(Extracted data entries)
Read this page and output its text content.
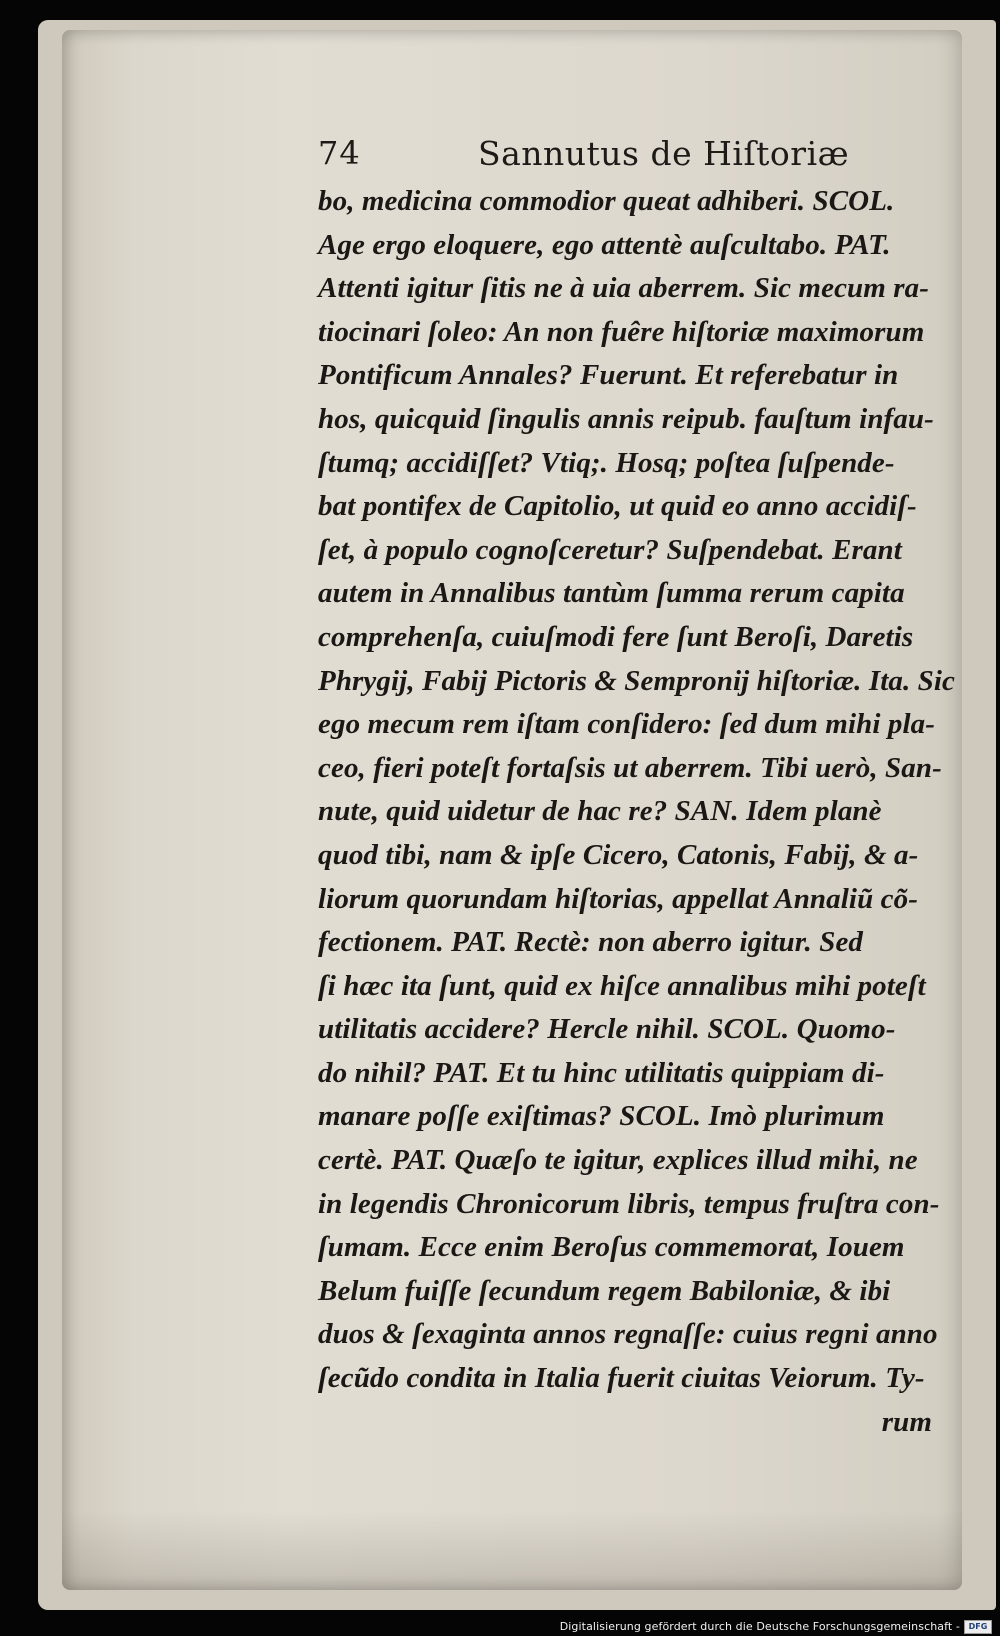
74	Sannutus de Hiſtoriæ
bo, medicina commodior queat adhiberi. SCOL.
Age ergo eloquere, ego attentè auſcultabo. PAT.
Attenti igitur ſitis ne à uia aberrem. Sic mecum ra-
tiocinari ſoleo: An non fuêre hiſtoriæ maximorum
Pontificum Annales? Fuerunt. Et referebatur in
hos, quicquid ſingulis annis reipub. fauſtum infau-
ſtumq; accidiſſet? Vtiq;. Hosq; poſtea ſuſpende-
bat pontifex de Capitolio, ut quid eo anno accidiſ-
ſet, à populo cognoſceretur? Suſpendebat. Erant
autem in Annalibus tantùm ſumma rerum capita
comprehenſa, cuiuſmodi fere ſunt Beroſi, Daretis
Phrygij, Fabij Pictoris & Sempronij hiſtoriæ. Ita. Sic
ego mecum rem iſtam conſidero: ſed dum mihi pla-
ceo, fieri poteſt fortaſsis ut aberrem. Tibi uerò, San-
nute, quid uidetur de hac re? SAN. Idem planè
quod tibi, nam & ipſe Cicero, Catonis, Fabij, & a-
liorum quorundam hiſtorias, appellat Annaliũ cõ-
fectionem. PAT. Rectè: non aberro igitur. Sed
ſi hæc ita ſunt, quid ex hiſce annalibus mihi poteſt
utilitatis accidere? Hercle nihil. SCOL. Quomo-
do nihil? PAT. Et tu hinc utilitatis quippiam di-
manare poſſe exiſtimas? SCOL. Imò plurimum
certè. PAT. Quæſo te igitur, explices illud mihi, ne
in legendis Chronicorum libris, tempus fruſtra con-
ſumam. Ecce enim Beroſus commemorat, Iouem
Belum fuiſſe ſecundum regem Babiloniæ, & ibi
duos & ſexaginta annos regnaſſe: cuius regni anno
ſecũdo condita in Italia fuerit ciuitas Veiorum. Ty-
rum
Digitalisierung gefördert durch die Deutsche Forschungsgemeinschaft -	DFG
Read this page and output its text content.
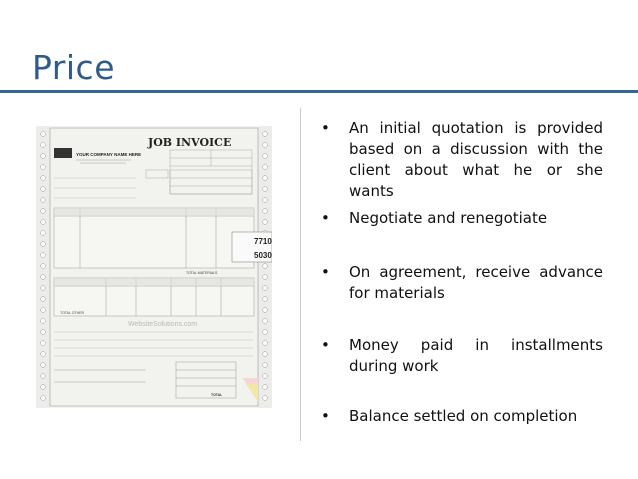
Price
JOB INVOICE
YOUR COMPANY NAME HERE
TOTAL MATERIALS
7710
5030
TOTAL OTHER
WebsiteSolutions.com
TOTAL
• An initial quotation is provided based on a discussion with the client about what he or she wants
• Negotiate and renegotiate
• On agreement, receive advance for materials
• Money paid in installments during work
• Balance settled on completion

» Work to do
Your answer should be one number: how many lines of the listing include the word "poteſt".

» Answer to the task
2